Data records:
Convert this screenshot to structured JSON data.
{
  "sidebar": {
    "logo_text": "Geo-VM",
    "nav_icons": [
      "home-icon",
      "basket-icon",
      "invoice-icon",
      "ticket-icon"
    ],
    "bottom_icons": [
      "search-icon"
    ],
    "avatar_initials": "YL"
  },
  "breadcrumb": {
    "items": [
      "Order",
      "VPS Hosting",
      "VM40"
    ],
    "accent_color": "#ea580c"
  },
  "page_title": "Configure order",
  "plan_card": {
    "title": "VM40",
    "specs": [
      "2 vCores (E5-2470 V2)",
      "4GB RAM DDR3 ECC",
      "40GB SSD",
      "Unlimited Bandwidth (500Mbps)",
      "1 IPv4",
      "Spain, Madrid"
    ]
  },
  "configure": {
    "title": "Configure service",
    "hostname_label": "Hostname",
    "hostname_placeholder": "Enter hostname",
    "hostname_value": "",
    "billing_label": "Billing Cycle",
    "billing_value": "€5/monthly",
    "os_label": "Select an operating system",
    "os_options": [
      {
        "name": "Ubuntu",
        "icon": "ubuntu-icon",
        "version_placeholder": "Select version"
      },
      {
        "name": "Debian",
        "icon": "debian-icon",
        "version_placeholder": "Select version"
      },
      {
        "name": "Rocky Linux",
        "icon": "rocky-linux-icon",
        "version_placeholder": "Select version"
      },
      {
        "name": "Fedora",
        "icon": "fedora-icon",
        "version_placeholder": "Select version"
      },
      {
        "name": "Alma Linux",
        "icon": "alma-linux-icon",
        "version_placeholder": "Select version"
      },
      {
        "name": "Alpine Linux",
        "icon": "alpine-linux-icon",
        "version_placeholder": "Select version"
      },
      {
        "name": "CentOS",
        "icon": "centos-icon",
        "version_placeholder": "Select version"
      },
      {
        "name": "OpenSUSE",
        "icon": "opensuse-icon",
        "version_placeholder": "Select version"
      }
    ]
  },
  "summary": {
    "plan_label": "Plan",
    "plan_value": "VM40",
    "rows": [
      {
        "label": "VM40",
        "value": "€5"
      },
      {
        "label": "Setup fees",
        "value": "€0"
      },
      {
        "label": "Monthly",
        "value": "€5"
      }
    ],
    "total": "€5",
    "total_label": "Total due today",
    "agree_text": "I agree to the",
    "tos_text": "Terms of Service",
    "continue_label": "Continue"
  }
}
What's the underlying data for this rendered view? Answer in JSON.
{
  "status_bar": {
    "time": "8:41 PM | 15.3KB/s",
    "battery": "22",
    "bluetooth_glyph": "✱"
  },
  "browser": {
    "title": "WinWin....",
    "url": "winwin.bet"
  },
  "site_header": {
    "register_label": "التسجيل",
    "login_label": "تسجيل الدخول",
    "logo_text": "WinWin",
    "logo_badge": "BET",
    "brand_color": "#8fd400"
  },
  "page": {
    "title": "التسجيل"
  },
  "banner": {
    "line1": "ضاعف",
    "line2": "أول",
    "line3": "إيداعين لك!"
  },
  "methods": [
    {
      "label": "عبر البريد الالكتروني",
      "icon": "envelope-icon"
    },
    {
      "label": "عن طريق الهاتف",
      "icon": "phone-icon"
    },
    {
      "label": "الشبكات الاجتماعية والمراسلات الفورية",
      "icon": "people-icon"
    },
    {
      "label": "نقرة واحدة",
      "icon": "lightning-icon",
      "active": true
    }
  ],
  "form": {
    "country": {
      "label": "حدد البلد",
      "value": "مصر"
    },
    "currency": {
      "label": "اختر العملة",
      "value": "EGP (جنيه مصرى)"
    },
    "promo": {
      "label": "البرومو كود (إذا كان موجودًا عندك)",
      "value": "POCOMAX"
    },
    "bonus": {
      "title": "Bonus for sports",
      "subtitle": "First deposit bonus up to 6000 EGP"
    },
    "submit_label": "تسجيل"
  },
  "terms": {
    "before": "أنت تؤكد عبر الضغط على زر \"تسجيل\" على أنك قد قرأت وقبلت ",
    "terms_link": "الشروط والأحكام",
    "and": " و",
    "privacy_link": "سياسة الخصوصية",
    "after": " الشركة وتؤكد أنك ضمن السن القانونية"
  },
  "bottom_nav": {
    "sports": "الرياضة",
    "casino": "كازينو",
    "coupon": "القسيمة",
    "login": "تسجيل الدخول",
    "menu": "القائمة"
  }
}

* [Task goal]:
Give the entries again in full, exactly as they are written.

* [Result below]:
Convert this screenshot to structured JSON data.
{
  "sidebar": {
    "logo_text": "Geo-VM",
    "nav_icons": [
      "home-icon",
      "basket-icon",
      "invoice-icon",
      "ticket-icon"
    ],
    "bottom_icons": [
      "search-icon"
    ],
    "avatar_initials": "YL"
  },
  "breadcrumb": {
    "items": [
      "Order",
      "VPS Hosting",
      "VM40"
    ],
    "accent_color": "#ea580c"
  },
  "page_title": "Configure order",
  "plan_card": {
    "title": "VM40",
    "specs": [
      "2 vCores (E5-2470 V2)",
      "4GB RAM DDR3 ECC",
      "40GB SSD",
      "Unlimited Bandwidth (500Mbps)",
      "1 IPv4",
      "Spain, Madrid"
    ]
  },
  "configure": {
    "title": "Configure service",
    "hostname_label": "Hostname",
    "hostname_placeholder": "Enter hostname",
    "hostname_value": "",
    "billing_label": "Billing Cycle",
    "billing_value": "€5/monthly",
    "os_label": "Select an operating system",
    "os_options": [
      {
        "name": "Ubuntu",
        "icon": "ubuntu-icon",
        "version_placeholder": "Select version"
      },
      {
        "name": "Debian",
        "icon": "debian-icon",
        "version_placeholder": "Select version"
      },
      {
        "name": "Rocky Linux",
        "icon": "rocky-linux-icon",
        "version_placeholder": "Select version"
      },
      {
        "name": "Fedora",
        "icon": "fedora-icon",
        "version_placeholder": "Select version"
      },
      {
        "name": "Alma Linux",
        "icon": "alma-linux-icon",
        "version_placeholder": "Select version"
      },
      {
        "name": "Alpine Linux",
        "icon": "alpine-linux-icon",
        "version_placeholder": "Select version"
      },
      {
        "name": "CentOS",
        "icon": "centos-icon",
        "version_placeholder": "Select version"
      },
      {
        "name": "OpenSUSE",
        "icon": "opensuse-icon",
        "version_placeholder": "Select version"
      }
    ]
  },
  "summary": {
    "plan_label": "Plan",
    "plan_value": "VM40",
    "rows": [
      {
        "label": "VM40",
        "value": "€5"
      },
      {
        "label": "Setup fees",
        "value": "€0"
      },
      {
        "label": "Monthly",
        "value": "€5"
      }
    ],
    "total": "€5",
    "total_label": "Total due today",
    "agree_text": "I agree to the",
    "tos_text": "Terms of Service",
    "continue_label": "Continue"
  }
}
What's the underlying data for this rendered view? Answer in JSON.
{
  "status_bar": {
    "time": "8:41 PM | 15.3KB/s",
    "battery": "22",
    "bluetooth_glyph": "✱"
  },
  "browser": {
    "title": "WinWin....",
    "url": "winwin.bet"
  },
  "site_header": {
    "register_label": "التسجيل",
    "login_label": "تسجيل الدخول",
    "logo_text": "WinWin",
    "logo_badge": "BET",
    "brand_color": "#8fd400"
  },
  "page": {
    "title": "التسجيل"
  },
  "banner": {
    "line1": "ضاعف",
    "line2": "أول",
    "line3": "إيداعين لك!"
  },
  "methods": [
    {
      "label": "عبر البريد الالكتروني",
      "icon": "envelope-icon"
    },
    {
      "label": "عن طريق الهاتف",
      "icon": "phone-icon"
    },
    {
      "label": "الشبكات الاجتماعية والمراسلات الفورية",
      "icon": "people-icon"
    },
    {
      "label": "نقرة واحدة",
      "icon": "lightning-icon",
      "active": true
    }
  ],
  "form": {
    "country": {
      "label": "حدد البلد",
      "value": "مصر"
    },
    "currency": {
      "label": "اختر العملة",
      "value": "EGP (جنيه مصرى)"
    },
    "promo": {
      "label": "البرومو كود (إذا كان موجودًا عندك)",
      "value": "POCOMAX"
    },
    "bonus": {
      "title": "Bonus for sports",
      "subtitle": "First deposit bonus up to 6000 EGP"
    },
    "submit_label": "تسجيل"
  },
  "terms": {
    "before": "أنت تؤكد عبر الضغط على زر \"تسجيل\" على أنك قد قرأت وقبلت ",
    "terms_link": "الشروط والأحكام",
    "and": " و",
    "privacy_link": "سياسة الخصوصية",
    "after": " الشركة وتؤكد أنك ضمن السن القانونية"
  },
  "bottom_nav": {
    "sports": "الرياضة",
    "casino": "كازينو",
    "coupon": "القسيمة",
    "login": "تسجيل الدخول",
    "menu": "القائمة"
  }
}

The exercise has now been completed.